● **Direction**:
Below are records to be output exactly, every one of them.

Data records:
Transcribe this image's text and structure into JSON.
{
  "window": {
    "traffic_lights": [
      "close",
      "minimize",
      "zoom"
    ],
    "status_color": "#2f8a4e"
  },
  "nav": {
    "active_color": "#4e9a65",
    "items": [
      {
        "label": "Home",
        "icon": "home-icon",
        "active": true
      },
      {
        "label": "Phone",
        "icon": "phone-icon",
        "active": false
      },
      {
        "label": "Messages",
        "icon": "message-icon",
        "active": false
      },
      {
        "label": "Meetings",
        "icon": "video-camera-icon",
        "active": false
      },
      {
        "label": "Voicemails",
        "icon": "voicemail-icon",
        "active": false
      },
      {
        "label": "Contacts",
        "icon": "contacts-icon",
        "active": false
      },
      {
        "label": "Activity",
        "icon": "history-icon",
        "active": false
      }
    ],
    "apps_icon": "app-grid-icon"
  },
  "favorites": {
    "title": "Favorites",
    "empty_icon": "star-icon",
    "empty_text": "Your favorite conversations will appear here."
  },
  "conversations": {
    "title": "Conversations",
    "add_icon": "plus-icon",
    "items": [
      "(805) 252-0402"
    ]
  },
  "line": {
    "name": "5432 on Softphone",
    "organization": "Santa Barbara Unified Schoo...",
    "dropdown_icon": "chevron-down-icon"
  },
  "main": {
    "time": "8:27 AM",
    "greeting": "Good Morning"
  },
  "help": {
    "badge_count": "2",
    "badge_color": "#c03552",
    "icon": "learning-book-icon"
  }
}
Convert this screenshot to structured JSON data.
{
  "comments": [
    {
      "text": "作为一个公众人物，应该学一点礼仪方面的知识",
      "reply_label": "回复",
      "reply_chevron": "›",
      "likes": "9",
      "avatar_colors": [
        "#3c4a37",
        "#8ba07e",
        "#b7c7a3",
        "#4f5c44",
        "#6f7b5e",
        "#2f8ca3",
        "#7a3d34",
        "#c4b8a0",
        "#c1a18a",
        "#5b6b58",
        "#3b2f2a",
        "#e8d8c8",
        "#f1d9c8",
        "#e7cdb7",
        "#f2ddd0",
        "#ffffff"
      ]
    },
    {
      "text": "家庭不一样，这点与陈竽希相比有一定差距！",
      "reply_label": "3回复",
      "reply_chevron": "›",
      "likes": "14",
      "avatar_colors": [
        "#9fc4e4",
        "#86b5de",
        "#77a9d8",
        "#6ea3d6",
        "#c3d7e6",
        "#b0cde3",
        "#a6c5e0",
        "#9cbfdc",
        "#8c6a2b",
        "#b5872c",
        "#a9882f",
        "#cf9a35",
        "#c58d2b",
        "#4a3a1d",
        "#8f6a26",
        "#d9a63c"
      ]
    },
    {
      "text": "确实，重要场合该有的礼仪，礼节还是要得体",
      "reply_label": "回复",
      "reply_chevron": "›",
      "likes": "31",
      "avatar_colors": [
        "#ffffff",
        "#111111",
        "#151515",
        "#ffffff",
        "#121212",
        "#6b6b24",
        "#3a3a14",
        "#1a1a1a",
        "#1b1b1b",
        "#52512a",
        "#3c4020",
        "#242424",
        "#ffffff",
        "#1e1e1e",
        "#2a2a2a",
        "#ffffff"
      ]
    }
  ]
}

● **Answer to the task**:
Transcribe this image's text and structure into JSON.
{
  "window": {
    "traffic_lights": [
      "close",
      "minimize",
      "zoom"
    ],
    "status_color": "#2f8a4e"
  },
  "nav": {
    "active_color": "#4e9a65",
    "items": [
      {
        "label": "Home",
        "icon": "home-icon",
        "active": true
      },
      {
        "label": "Phone",
        "icon": "phone-icon",
        "active": false
      },
      {
        "label": "Messages",
        "icon": "message-icon",
        "active": false
      },
      {
        "label": "Meetings",
        "icon": "video-camera-icon",
        "active": false
      },
      {
        "label": "Voicemails",
        "icon": "voicemail-icon",
        "active": false
      },
      {
        "label": "Contacts",
        "icon": "contacts-icon",
        "active": false
      },
      {
        "label": "Activity",
        "icon": "history-icon",
        "active": false
      }
    ],
    "apps_icon": "app-grid-icon"
  },
  "favorites": {
    "title": "Favorites",
    "empty_icon": "star-icon",
    "empty_text": "Your favorite conversations will appear here."
  },
  "conversations": {
    "title": "Conversations",
    "add_icon": "plus-icon",
    "items": [
      "(805) 252-0402"
    ]
  },
  "line": {
    "name": "5432 on Softphone",
    "organization": "Santa Barbara Unified Schoo...",
    "dropdown_icon": "chevron-down-icon"
  },
  "main": {
    "time": "8:27 AM",
    "greeting": "Good Morning"
  },
  "help": {
    "badge_count": "2",
    "badge_color": "#c03552",
    "icon": "learning-book-icon"
  }
}
Convert this screenshot to structured JSON data.
{
  "comments": [
    {
      "text": "作为一个公众人物，应该学一点礼仪方面的知识",
      "reply_label": "回复",
      "reply_chevron": "›",
      "likes": "9",
      "avatar_colors": [
        "#3c4a37",
        "#8ba07e",
        "#b7c7a3",
        "#4f5c44",
        "#6f7b5e",
        "#2f8ca3",
        "#7a3d34",
        "#c4b8a0",
        "#c1a18a",
        "#5b6b58",
        "#3b2f2a",
        "#e8d8c8",
        "#f1d9c8",
        "#e7cdb7",
        "#f2ddd0",
        "#ffffff"
      ]
    },
    {
      "text": "家庭不一样，这点与陈竽希相比有一定差距！",
      "reply_label": "3回复",
      "reply_chevron": "›",
      "likes": "14",
      "avatar_colors": [
        "#9fc4e4",
        "#86b5de",
        "#77a9d8",
        "#6ea3d6",
        "#c3d7e6",
        "#b0cde3",
        "#a6c5e0",
        "#9cbfdc",
        "#8c6a2b",
        "#b5872c",
        "#a9882f",
        "#cf9a35",
        "#c58d2b",
        "#4a3a1d",
        "#8f6a26",
        "#d9a63c"
      ]
    },
    {
      "text": "确实，重要场合该有的礼仪，礼节还是要得体",
      "reply_label": "回复",
      "reply_chevron": "›",
      "likes": "31",
      "avatar_colors": [
        "#ffffff",
        "#111111",
        "#151515",
        "#ffffff",
        "#121212",
        "#6b6b24",
        "#3a3a14",
        "#1a1a1a",
        "#1b1b1b",
        "#52512a",
        "#3c4020",
        "#242424",
        "#ffffff",
        "#1e1e1e",
        "#2a2a2a",
        "#ffffff"
      ]
    }
  ]
}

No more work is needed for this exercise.